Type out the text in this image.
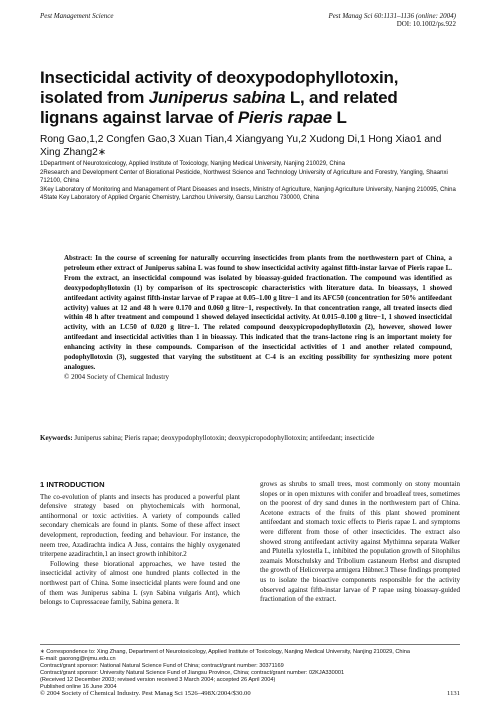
Pest Management Science	Pest Manag Sci 60:1131–1136 (online: 2004)
DOI: 10.1002/ps.922
Insecticidal activity of deoxypodophyllotoxin,
isolated from Juniperus sabina L, and related
lignans against larvae of Pieris rapae L
Rong Gao,1,2 Congfen Gao,3 Xuan Tian,4 Xiangyang Yu,2 Xudong Di,1 Hong Xiao1 and Xing Zhang2∗
1Department of Neurotoxicology, Applied Institute of Toxicology, Nanjing Medical University, Nanjing 210029, China
2Research and Development Center of Biorational Pesticide, Northwest Science and Technology University of Agriculture and Forestry, Yangling, Shaanxi 712100, China
3Key Laboratory of Monitoring and Management of Plant Diseases and Insects, Ministry of Agriculture, Nanjing Agriculture University, Nanjing 210095, China
4State Key Laboratory of Applied Organic Chemistry, Lanzhou University, Gansu Lanzhou 730000, China
Abstract: In the course of screening for naturally occurring insecticides from plants from the northwestern part of China, a petroleum ether extract of Juniperus sabina L was found to show insecticidal activity against fifth-instar larvae of Pieris rapae L. From the extract, an insecticidal compound was isolated by bioassay-guided fractionation. The compound was identified as deoxypodophyllotoxin (1) by comparison of its spectroscopic characteristics with literature data. In bioassays, 1 showed antifeedant activity against fifth-instar larvae of P rapae at 0.05–1.00 g litre−1 and its AFC50 (concentration for 50% antifeedant activity) values at 12 and 48 h were 0.170 and 0.060 g litre−1, respectively. In that concentration range, all treated insects died within 48 h after treatment and compound 1 showed delayed insecticidal activity. At 0.015–0.100 g litre−1, 1 showed insecticidal activity, with an LC50 of 0.020 g litre−1. The related compound deoxypicropodophyllotoxin (2), however, showed lower antifeedant and insecticidal activities than 1 in bioassay. This indicated that the trans-lactone ring is an important moiety for enhancing activity in these compounds. Comparison of the insecticidal activities of 1 and another related compound, podophyllotoxin (3), suggested that varying the substituent at C-4 is an exciting possibility for synthesizing more potent analogues.
© 2004 Society of Chemical Industry
Keywords: Juniperus sabina; Pieris rapae; deoxypodophyllotoxin; deoxypicropodophyllotoxin; antifeedant; insecticide
1 INTRODUCTION

The co-evolution of plants and insects has produced a powerful plant defensive strategy based on phytochemicals with hormonal, antihormonal or toxic activities. A variety of compounds called secondary chemicals are found in plants. Some of these affect insect development, reproduction, feeding and behaviour. For instance, the neem tree, Azadirachta indica A Juss, contains the highly oxygenated triterpene azadirachtin,1 an insect growth inhibitor.2

Following these biorational approaches, we have tested the insecticidal activity of almost one hundred plants collected in the northwest part of China. Some insecticidal plants were found and one of them was Juniperus sabina L (syn Sabina vulgaris Ant), which belongs to Cupressaceae family, Sabina genera. It

grows as shrubs to small trees, most commonly on stony mountain slopes or in open mixtures with conifer and broadleaf trees, sometimes on the poorest of dry sand dunes in the northwestern part of China. Acetone extracts of the fruits of this plant showed prominent antifeedant and stomach toxic effects to Pieris rapae L and symptoms were different from those of other insecticides. The extract also showed strong antifeedant activity against Mythimna separata Walker and Plutella xylostella L, inhibited the population growth of Sitophilus zeamais Motschulsky and Tribolium castaneum Herbst and disrupted the growth of Helicoverpa armigera Hübner.3 These findings prompted us to isolate the bioactive components responsible for the activity observed against fifth-instar larvae of P rapae using bioassay-guided fractionation of the extract.

∗ Correspondence to: Xing Zhang, Department of Neurotoxicology, Applied Institute of Toxicology, Nanjing Medical University, Nanjing 210029, China
E-mail: gaorong@njmu.edu.cn
Contract/grant sponsor: National Natural Science Fund of China; contract/grant number: 30371169
Contract/grant sponsor: University Natural Science Fund of Jiangsu Province, China; contract/grant number: 02KJA330001
(Received 12 December 2003; revised version received 3 March 2004; accepted 26 April 2004)
Published online 16 June 2004
© 2004 Society of Chemical Industry. Pest Manag Sci 1526–498X/2004/$30.00	1131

- **What to produce**:
All lines in the records with the string "deoxypodophyllotoxin" should be copied out.

- **Completed exercise**:
Insecticidal activity of deoxypodophyllotoxin,
Abstract: In the course of screening for naturally occurring insecticides from plants from the northwestern part of China, a petroleum ether extract of Juniperus sabina L was found to show insecticidal activity against fifth-instar larvae of Pieris rapae L. From the extract, an insecticidal compound was isolated by bioassay-guided fractionation. The compound was identified as deoxypodophyllotoxin (1) by comparison of its spectroscopic characteristics with literature data. In bioassays, 1 showed antifeedant activity against fifth-instar larvae of P rapae at 0.05–1.00 g litre−1 and its AFC50 (concentration for 50% antifeedant activity) values at 12 and 48 h were 0.170 and 0.060 g litre−1, respectively. In that concentration range, all treated insects died within 48 h after treatment and compound 1 showed delayed insecticidal activity. At 0.015–0.100 g litre−1, 1 showed insecticidal activity, with an LC50 of 0.020 g litre−1. The related compound deoxypicropodophyllotoxin (2), however, showed lower antifeedant and insecticidal activities than 1 in bioassay. This indicated that the trans-lactone ring is an important moiety for enhancing activity in these compounds. Comparison of the insecticidal activities of 1 and another related compound, podophyllotoxin (3), suggested that varying the substituent at C-4 is an exciting possibility for synthesizing more potent analogues.
Keywords: Juniperus sabina; Pieris rapae; deoxypodophyllotoxin; deoxypicropodophyllotoxin; antifeedant; insecticide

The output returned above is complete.